TEKS YANG DISEDIAKAN:
SAMARINDA – Pelemahan nilai tukar rupiah terhadap dolar Amerika Serikat masih terus berlanjut. Teranyar, rupiah menyentuh level Rp 14.875 per dolar negeri Paman Sam itu. Namun demikian, pelemahan nilai tukar tersebut tidak selamanya membawa efek buruk bagi perekonomian nasiolan dan lokal.
Kaltim yang notabenenya memiliki nilai ekspor yang lebih dominan ketimbang impor, akan diuntungkan seiring depresiasi rupiah terhadap dolar. Hal itu disampaikan oleh ekonom dari Universitas Mulawarman (Unmul) Samarinda, Aji Sofyan Effendi, Senin (17/9) kemarin.
“Kenapa bisa menguntungkan bagi Kaltim? Karena posisi ekspor lebih besar daripada impor. Walaupun barang-barang ekspor kita primer, tetapi tetap saja neraca perdagangan Kaltim surplus,” sebutnya.
Dia mengungkapkan, berdasarkan data dari Badan Pusat Statistik (BPS) Kaltim 2017, nilai ekspor mencapai 10,8 persen. Sedangkan impor hanya berkisar 2,1 persen. Pada Januari hingga Juni 2018, ekspor Kaltim mencapai USD 9,334 juta. Sedangkan impor berkisar USD 2,036 juta. Jika dikalkulasi, tahun ini Kaltim mengalami surplus perdagangan Rp 10,9 triliun.
Karena itu, Kaltim memberikan kontribusi terbesar ketiga dalam total ekspor nonmigas nasional. “Kontribusi ekspor nonmigas pertama adalah DKI Jakarta. Kemudian disusul Jawa Timur,” bebernya.
Pada 2017, Kaltim menyumbang ekspor nonmigas nasional 10,08 persen. Sedangkan DKI Jakarta menyumbang 33 persen dan Jawa Timur 11 persen. Secara keseluruhan, ketiga daerah tersebut memberikan kontribusi ekspor nonmigas nasional sebesar 52 persen dari seluruh ekspor nasional.

DAFTAR ITEM:

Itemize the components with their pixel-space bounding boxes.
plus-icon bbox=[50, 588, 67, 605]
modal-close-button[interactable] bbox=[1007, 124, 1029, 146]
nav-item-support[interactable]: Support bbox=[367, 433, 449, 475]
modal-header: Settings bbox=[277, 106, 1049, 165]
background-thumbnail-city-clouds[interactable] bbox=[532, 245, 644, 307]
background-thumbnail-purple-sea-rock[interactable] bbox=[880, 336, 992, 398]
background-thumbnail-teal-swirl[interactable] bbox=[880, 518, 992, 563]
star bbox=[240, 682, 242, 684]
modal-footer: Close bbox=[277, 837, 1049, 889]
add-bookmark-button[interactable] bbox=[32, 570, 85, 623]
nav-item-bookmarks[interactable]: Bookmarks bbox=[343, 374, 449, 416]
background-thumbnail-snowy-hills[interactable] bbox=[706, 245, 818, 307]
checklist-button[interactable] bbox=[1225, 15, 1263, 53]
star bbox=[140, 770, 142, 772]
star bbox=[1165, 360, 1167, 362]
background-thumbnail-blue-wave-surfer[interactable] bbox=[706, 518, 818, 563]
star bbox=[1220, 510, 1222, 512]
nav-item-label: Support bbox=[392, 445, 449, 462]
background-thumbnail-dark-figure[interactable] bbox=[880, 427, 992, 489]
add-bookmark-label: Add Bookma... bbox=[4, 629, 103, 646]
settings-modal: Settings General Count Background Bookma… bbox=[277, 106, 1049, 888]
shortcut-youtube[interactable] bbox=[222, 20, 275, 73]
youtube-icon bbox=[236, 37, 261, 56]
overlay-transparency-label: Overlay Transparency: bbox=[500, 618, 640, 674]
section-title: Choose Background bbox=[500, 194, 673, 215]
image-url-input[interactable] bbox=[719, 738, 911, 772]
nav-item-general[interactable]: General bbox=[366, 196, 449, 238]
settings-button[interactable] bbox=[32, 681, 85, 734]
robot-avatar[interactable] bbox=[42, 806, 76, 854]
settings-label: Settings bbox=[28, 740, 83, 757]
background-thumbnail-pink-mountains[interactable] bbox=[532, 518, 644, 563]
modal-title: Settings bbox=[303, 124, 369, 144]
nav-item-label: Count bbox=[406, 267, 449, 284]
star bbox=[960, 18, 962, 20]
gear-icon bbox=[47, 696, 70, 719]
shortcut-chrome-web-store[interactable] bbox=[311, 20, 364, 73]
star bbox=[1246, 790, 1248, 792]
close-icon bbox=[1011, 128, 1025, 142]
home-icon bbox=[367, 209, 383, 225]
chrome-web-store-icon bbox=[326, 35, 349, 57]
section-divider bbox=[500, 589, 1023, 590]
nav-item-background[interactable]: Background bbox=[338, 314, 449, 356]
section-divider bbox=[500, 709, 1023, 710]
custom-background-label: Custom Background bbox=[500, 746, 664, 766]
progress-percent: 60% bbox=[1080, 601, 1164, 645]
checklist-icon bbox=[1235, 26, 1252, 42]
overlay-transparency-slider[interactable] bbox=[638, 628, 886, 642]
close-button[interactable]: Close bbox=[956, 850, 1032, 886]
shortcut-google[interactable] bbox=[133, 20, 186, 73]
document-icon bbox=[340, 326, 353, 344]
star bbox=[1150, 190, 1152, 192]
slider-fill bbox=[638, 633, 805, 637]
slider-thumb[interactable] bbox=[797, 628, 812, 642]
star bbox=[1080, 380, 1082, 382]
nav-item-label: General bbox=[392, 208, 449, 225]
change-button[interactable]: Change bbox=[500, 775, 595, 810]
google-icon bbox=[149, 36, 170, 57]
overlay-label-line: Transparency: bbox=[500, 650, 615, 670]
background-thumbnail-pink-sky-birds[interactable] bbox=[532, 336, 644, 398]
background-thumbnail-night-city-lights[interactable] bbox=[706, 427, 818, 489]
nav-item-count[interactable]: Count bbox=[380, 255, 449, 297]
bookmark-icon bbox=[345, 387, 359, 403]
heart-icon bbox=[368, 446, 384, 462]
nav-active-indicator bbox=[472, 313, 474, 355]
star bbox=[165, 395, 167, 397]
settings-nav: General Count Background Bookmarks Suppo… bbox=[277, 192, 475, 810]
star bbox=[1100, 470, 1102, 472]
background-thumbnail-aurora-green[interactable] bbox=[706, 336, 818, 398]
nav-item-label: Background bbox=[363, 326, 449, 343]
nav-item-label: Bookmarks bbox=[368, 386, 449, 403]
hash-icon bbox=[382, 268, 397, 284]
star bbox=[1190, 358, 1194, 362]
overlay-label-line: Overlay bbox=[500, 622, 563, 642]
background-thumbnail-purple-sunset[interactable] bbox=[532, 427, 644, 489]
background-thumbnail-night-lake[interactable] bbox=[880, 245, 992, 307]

YANG PERLU DIKERJAKAN: Tuliskan ulang bagian teks yang disediakan antara "Kaltim yang notabenenya" dan "Senin (17/9) kemarin.", termasuk keduanya, dengan mengganti "disampaikan" menjadi "dikemukakan". Item-item tersebut diambil dari sumber yang berbeda.

JAWABAN TUGAS:
Kaltim yang notabenenya memiliki nilai ekspor yang lebih dominan ketimbang impor, akan diuntungkan seiring depresiasi rupiah terhadap dolar. Hal itu dikemukakan oleh ekonom dari Universitas Mulawarman (Unmul) Samarinda, Aji Sofyan Effendi, Senin (17/9) kemarin.